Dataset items
'''
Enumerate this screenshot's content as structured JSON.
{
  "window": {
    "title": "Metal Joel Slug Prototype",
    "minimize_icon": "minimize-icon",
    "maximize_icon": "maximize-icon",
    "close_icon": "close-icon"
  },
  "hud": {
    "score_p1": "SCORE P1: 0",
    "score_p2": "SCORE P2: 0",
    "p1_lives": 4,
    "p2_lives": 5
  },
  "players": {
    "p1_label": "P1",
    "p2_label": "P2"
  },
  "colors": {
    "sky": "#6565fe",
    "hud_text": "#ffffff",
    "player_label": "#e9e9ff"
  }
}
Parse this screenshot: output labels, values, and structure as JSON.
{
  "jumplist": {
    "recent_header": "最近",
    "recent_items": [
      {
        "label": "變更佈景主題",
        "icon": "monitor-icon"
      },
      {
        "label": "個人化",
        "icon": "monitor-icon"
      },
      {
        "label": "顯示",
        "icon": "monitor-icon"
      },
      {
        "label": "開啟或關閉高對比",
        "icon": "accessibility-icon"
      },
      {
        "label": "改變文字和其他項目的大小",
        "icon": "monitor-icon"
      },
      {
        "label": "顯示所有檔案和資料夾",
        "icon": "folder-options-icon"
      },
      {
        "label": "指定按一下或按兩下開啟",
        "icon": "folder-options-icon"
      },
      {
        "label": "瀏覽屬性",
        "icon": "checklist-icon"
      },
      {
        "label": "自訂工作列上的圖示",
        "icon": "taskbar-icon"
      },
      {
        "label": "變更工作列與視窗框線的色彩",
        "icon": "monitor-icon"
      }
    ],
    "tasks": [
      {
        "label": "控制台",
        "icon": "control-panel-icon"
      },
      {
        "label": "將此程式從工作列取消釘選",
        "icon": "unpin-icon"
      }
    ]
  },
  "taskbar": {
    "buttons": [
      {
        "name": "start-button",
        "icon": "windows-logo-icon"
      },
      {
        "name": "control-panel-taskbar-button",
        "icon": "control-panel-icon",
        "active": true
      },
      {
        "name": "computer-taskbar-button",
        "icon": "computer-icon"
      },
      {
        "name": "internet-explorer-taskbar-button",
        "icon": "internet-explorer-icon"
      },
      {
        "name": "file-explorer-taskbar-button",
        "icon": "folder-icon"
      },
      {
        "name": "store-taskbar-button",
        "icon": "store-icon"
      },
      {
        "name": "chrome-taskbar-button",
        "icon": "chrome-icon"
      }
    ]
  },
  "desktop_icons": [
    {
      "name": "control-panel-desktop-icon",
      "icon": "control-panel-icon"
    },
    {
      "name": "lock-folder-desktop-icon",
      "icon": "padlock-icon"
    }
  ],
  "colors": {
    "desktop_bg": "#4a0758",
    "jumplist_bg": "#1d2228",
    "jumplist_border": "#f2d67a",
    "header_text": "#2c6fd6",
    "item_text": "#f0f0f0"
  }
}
'''
WORK TO COMPLETE - Beginning at the line that holds "Parse this screenshot: output", write out word for word each line through the end of the records.

EXPECTED OUTPUT -
Parse this screenshot: output labels, values, and structure as JSON.
{
  "jumplist": {
    "recent_header": "最近",
    "recent_items": [
      {
        "label": "變更佈景主題",
        "icon": "monitor-icon"
      },
      {
        "label": "個人化",
        "icon": "monitor-icon"
      },
      {
        "label": "顯示",
        "icon": "monitor-icon"
      },
      {
        "label": "開啟或關閉高對比",
        "icon": "accessibility-icon"
      },
      {
        "label": "改變文字和其他項目的大小",
        "icon": "monitor-icon"
      },
      {
        "label": "顯示所有檔案和資料夾",
        "icon": "folder-options-icon"
      },
      {
        "label": "指定按一下或按兩下開啟",
        "icon": "folder-options-icon"
      },
      {
        "label": "瀏覽屬性",
        "icon": "checklist-icon"
      },
      {
        "label": "自訂工作列上的圖示",
        "icon": "taskbar-icon"
      },
      {
        "label": "變更工作列與視窗框線的色彩",
        "icon": "monitor-icon"
      }
    ],
    "tasks": [
      {
        "label": "控制台",
        "icon": "control-panel-icon"
      },
      {
        "label": "將此程式從工作列取消釘選",
        "icon": "unpin-icon"
      }
    ]
  },
  "taskbar": {
    "buttons": [
      {
        "name": "start-button",
        "icon": "windows-logo-icon"
      },
      {
        "name": "control-panel-taskbar-button",
        "icon": "control-panel-icon",
        "active": true
      },
      {
        "name": "computer-taskbar-button",
        "icon": "computer-icon"
      },
      {
        "name": "internet-explorer-taskbar-button",
        "icon": "internet-explorer-icon"
      },
      {
        "name": "file-explorer-taskbar-button",
        "icon": "folder-icon"
      },
      {
        "name": "store-taskbar-button",
        "icon": "store-icon"
      },
      {
        "name": "chrome-taskbar-button",
        "icon": "chrome-icon"
      }
    ]
  },
  "desktop_icons": [
    {
      "name": "control-panel-desktop-icon",
      "icon": "control-panel-icon"
    },
    {
      "name": "lock-folder-desktop-icon",
      "icon": "padlock-icon"
    }
  ],
  "colors": {
    "desktop_bg": "#4a0758",
    "jumplist_bg": "#1d2228",
    "jumplist_border": "#f2d67a",
    "header_text": "#2c6fd6",
    "item_text": "#f0f0f0"
  }
}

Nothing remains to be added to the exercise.